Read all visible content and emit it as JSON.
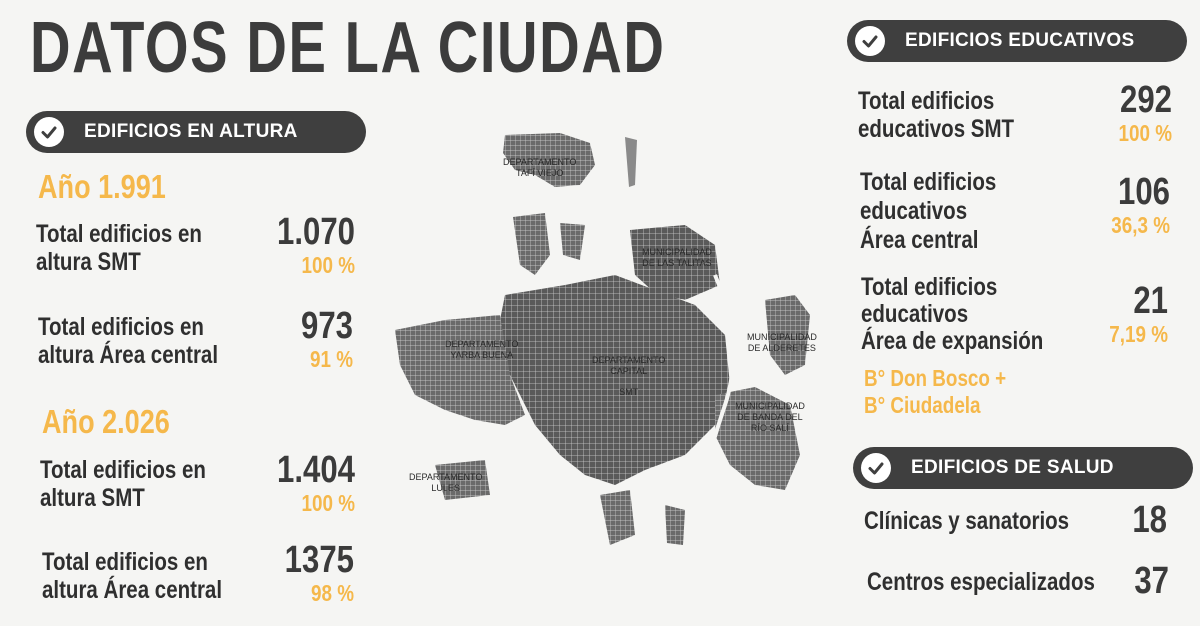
{
  "title": "DATOS DE LA CIUDAD",
  "colors": {
    "accent": "#f5b84b",
    "dark": "#3f3f3f"
  },
  "altura": {
    "header": "EDIFICIOS EN ALTURA",
    "y1": {
      "year": "Año 1.991",
      "rows": [
        {
          "label1": "Total edificios en",
          "label2": "altura SMT",
          "value": "1.070",
          "pct": "100 %"
        },
        {
          "label1": "Total edificios en",
          "label2": "altura Área central",
          "value": "973",
          "pct": "91 %"
        }
      ]
    },
    "y2": {
      "year": "Año 2.026",
      "rows": [
        {
          "label1": "Total edificios en",
          "label2": "altura SMT",
          "value": "1.404",
          "pct": "100 %"
        },
        {
          "label1": "Total edificios en",
          "label2": "altura Área central",
          "value": "1375",
          "pct": "98 %"
        }
      ]
    }
  },
  "map": {
    "labels": {
      "tafi": [
        "DEPARTAMENTO",
        "TAFÍ VIEJO"
      ],
      "talitas": [
        "MUNICIPALIDAD",
        "DE LAS TALITAS"
      ],
      "alderetes": [
        "MUNICIPALIDAD",
        "DE ALDERETES"
      ],
      "yerba": [
        "DEPARTAMENTO",
        "YARBA BUENA"
      ],
      "capital": [
        "DEPARTAMENTO",
        "CAPITAL",
        "SMT"
      ],
      "banda": [
        "MUNICIPALIDAD",
        "DE BANDA DEL",
        "RÍO SALÍ"
      ],
      "lules": [
        "DEPARTAMENTO",
        "LULES"
      ]
    }
  },
  "educativos": {
    "header": "EDIFICIOS EDUCATIVOS",
    "rows": [
      {
        "lines": [
          "Total edificios",
          "educativos SMT"
        ],
        "value": "292",
        "pct": "100 %"
      },
      {
        "lines": [
          "Total edificios",
          "educativos",
          "Área central"
        ],
        "value": "106",
        "pct": "36,3 %"
      },
      {
        "lines": [
          "Total edificios",
          "educativos",
          "Área de expansión"
        ],
        "value": "21",
        "pct": "7,19 %"
      }
    ],
    "note": [
      "B° Don Bosco +",
      "B° Ciudadela"
    ]
  },
  "salud": {
    "header": "EDIFICIOS DE SALUD",
    "rows": [
      {
        "label": "Clínicas y sanatorios",
        "value": "18"
      },
      {
        "label": "Centros especializados",
        "value": "37"
      }
    ]
  }
}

Your objective =
Return each line of the data, keeping its wording exact and omitting pictures.

Written answer =
Read all visible content and emit it as JSON.
{
  "title": "DATOS DE LA CIUDAD",
  "colors": {
    "accent": "#f5b84b",
    "dark": "#3f3f3f"
  },
  "altura": {
    "header": "EDIFICIOS EN ALTURA",
    "y1": {
      "year": "Año 1.991",
      "rows": [
        {
          "label1": "Total edificios en",
          "label2": "altura SMT",
          "value": "1.070",
          "pct": "100 %"
        },
        {
          "label1": "Total edificios en",
          "label2": "altura Área central",
          "value": "973",
          "pct": "91 %"
        }
      ]
    },
    "y2": {
      "year": "Año 2.026",
      "rows": [
        {
          "label1": "Total edificios en",
          "label2": "altura SMT",
          "value": "1.404",
          "pct": "100 %"
        },
        {
          "label1": "Total edificios en",
          "label2": "altura Área central",
          "value": "1375",
          "pct": "98 %"
        }
      ]
    }
  },
  "map": {
    "labels": {
      "tafi": [
        "DEPARTAMENTO",
        "TAFÍ VIEJO"
      ],
      "talitas": [
        "MUNICIPALIDAD",
        "DE LAS TALITAS"
      ],
      "alderetes": [
        "MUNICIPALIDAD",
        "DE ALDERETES"
      ],
      "yerba": [
        "DEPARTAMENTO",
        "YARBA BUENA"
      ],
      "capital": [
        "DEPARTAMENTO",
        "CAPITAL",
        "SMT"
      ],
      "banda": [
        "MUNICIPALIDAD",
        "DE BANDA DEL",
        "RÍO SALÍ"
      ],
      "lules": [
        "DEPARTAMENTO",
        "LULES"
      ]
    }
  },
  "educativos": {
    "header": "EDIFICIOS EDUCATIVOS",
    "rows": [
      {
        "lines": [
          "Total edificios",
          "educativos SMT"
        ],
        "value": "292",
        "pct": "100 %"
      },
      {
        "lines": [
          "Total edificios",
          "educativos",
          "Área central"
        ],
        "value": "106",
        "pct": "36,3 %"
      },
      {
        "lines": [
          "Total edificios",
          "educativos",
          "Área de expansión"
        ],
        "value": "21",
        "pct": "7,19 %"
      }
    ],
    "note": [
      "B° Don Bosco +",
      "B° Ciudadela"
    ]
  },
  "salud": {
    "header": "EDIFICIOS DE SALUD",
    "rows": [
      {
        "label": "Clínicas y sanatorios",
        "value": "18"
      },
      {
        "label": "Centros especializados",
        "value": "37"
      }
    ]
  }
}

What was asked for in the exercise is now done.